Short exercise:
Your task is to filter the data below down to the lines holding "level".

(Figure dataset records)
————————

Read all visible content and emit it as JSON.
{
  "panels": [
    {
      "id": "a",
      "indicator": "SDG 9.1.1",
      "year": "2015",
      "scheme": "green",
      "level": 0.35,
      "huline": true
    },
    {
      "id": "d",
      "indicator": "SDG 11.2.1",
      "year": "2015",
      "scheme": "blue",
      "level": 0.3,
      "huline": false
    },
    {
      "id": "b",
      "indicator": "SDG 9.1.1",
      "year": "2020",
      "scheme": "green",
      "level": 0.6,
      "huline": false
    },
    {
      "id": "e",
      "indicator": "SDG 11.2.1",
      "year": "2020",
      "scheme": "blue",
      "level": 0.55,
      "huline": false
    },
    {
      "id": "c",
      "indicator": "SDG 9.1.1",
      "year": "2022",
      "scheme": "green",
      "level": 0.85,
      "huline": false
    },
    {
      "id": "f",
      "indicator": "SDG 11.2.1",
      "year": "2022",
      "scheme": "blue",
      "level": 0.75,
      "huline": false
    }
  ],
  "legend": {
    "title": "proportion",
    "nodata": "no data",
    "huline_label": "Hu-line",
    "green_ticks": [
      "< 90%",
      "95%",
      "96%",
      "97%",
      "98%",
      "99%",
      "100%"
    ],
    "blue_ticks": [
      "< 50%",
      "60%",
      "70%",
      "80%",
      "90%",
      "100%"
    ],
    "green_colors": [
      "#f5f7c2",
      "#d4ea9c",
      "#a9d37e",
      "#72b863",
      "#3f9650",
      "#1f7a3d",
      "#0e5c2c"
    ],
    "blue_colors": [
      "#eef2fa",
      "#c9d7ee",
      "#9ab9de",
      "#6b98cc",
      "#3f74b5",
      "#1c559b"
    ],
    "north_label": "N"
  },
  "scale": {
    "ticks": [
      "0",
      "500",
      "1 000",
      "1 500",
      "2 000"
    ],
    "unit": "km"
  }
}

————————

Response to this exercise:
      "level": 0.35,
      "level": 0.3,
      "level": 0.6,
      "level": 0.55,
      "level": 0.85,
      "level": 0.75,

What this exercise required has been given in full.